(Selected extract begins)
Keywords: nitric oxide, cyclic guanosine monophosphate, GSNO, phosphodiesterase 3A, soluble guanylate cyclase, vasodilation

INTRODUCTION

Nitric oxide (NO) increases intracellular levels of cyclic guanosine monophosphate (cGMP) in vascular smooth muscle cells. NO acts, in part, by stimulating soluble guanylate cyclase (sGC) to synthesize cGMP leading to relaxation (1). Cyclic GMP is inactivated by cyclic nucleotide phosphodiesterases (PDEs), a complex family of enzymes which catalyze the hydrolysis of 3′,5′-cyclic nucleotides to their corresponding nucleoside 5′-monophosphates. PDEs are multi-domain proteins with distinct catalytic and regulatory sites (2). Eleven classes of PDEs are categorized on the basis of substrate specificity, kinetics, regulatory and immunological properties, and selective inhibition (3).

In vascular smooth muscle cells, PDEs limit vasodilation induced by a variety of signaling cascades by decreasing intracellular concentrations of cAMP and cGMP. Of the eleven classes of PDE isozymes described, at least eight have been identified in the pulmonary vasculature including PDEs 1, 2, 3, 4, 5, 7, 9, 11 (4–8). Expression of PDE6 is restricted to the eye and the pineal gland (9). Some classes of phosphodiesterases can metabolize both cAMP and cGMP, whereas PDEs 5, 6, and 9 selectively hydrolyze cGMP, and PDE4, PDE7 and PDE8 metabolize cAMP selectively (10).

PDE3 contributes most of total cAMP-specific PDE activity in rat pulmonary artery smooth muscle cells (11) and bovine pulmonary arteries (12). Since PDE3 has a higher affinity for cGMP than for cAMP but hydrolyzes cAMP at a 10-fold greater rate than cGMP, cGMP behaves as a competitive inhibitor of PDE3 (13, 14). As a result, increasing intracellular cGMP can subsequently alter the metabolism of intracellular cAMP by inhibiting the activity of PDE3.
(Selected extract ends)
(Records supplied begins)
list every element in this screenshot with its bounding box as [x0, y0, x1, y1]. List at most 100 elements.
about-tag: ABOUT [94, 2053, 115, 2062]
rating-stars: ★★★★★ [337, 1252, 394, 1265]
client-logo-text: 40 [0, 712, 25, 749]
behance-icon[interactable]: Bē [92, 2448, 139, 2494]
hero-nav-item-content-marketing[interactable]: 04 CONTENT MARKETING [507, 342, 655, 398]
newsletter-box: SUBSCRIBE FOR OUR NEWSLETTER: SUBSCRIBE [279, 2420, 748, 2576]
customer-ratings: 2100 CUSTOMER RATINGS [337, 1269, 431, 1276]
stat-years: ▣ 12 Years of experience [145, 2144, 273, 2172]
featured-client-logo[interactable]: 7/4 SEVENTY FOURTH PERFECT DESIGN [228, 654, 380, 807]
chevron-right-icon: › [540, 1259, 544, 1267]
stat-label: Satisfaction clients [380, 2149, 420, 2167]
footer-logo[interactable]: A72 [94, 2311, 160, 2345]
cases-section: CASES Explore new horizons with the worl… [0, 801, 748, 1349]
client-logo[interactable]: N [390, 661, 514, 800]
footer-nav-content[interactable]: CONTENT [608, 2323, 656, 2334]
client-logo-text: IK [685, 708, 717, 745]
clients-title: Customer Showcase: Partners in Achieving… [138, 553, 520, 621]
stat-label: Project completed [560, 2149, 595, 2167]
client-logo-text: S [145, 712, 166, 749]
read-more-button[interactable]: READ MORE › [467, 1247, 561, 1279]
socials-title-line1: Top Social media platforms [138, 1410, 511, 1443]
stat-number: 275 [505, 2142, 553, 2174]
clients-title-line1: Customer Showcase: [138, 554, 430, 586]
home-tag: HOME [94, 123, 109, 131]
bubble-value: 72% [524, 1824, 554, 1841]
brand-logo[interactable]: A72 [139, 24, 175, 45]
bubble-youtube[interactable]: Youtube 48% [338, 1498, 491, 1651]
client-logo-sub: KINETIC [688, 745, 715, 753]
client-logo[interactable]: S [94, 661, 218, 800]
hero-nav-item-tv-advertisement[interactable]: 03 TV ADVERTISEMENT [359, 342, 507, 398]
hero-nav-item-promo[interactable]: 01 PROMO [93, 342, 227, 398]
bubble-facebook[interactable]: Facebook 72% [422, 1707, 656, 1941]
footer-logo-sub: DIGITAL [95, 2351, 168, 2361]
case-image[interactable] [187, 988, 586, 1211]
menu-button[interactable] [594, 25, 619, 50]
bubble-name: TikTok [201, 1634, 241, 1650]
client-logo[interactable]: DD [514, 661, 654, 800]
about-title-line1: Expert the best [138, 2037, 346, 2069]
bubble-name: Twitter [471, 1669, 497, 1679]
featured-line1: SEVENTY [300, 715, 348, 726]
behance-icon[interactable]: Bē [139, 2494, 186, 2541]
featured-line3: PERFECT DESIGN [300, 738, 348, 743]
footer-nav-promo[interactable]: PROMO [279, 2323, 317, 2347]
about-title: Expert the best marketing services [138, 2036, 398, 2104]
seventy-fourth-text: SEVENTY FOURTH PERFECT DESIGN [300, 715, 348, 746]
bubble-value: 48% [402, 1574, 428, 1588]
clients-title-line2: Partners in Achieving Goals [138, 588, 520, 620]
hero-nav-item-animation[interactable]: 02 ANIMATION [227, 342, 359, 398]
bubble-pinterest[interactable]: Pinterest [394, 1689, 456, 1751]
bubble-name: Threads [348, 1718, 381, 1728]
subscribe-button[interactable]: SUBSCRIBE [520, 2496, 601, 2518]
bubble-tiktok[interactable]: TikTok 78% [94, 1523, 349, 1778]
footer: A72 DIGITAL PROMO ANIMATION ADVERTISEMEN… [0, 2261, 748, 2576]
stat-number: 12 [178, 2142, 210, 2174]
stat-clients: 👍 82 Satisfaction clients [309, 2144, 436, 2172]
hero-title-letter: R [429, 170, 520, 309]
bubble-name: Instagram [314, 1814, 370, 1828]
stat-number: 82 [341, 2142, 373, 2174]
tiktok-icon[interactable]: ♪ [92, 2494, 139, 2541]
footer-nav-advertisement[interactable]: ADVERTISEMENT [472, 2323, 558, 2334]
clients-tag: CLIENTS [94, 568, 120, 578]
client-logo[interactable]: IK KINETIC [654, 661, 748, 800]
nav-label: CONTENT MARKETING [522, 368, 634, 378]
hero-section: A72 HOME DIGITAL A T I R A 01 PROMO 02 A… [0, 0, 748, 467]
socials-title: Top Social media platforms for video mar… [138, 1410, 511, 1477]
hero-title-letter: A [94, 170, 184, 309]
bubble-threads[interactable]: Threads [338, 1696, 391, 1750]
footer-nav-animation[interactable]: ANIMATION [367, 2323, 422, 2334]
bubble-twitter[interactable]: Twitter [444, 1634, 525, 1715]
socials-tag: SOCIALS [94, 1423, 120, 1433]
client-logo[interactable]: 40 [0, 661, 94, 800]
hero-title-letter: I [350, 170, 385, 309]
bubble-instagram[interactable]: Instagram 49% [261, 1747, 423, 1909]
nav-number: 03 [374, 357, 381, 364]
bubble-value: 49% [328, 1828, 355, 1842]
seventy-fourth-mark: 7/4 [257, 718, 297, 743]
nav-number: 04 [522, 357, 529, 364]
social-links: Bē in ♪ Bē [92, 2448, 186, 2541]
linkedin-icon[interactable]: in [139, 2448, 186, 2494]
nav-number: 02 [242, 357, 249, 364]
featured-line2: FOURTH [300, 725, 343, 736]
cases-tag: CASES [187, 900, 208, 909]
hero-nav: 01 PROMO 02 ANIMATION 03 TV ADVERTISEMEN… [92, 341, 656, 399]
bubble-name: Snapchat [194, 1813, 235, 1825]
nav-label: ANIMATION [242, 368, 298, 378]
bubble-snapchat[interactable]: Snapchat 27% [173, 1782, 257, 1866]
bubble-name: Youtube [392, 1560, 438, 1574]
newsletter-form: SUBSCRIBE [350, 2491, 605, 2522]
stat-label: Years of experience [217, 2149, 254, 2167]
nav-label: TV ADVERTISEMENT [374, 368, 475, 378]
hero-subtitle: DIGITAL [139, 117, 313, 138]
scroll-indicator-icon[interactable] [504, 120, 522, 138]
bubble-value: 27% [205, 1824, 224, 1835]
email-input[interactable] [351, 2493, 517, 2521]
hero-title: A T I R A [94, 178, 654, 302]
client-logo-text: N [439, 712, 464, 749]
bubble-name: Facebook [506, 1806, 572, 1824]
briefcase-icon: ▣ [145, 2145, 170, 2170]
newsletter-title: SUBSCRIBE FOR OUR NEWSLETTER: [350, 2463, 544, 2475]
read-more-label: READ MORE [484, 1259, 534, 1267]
(Records supplied ends)
> _What the task requires_: Reproduce the portion of the introduction on nitric oxide and phosphodiesterases between "In vascular smooth muscle cells, PDEs" and "cAMP selectively (10).", inclusive.

> _Solution to this problem_:
In vascular smooth muscle cells, PDEs limit vasodilation induced by a variety of signaling cascades by decreasing intracellular concentrations of cAMP and cGMP. Of the eleven classes of PDE isozymes described, at least eight have been identified in the pulmonary vasculature including PDEs 1, 2, 3, 4, 5, 7, 9, 11 (4–8). Expression of PDE6 is restricted to the eye and the pineal gland (9). Some classes of phosphodiesterases can metabolize both cAMP and cGMP, whereas PDEs 5, 6, and 9 selectively hydrolyze cGMP, and PDE4, PDE7 and PDE8 metabolize cAMP selectively (10).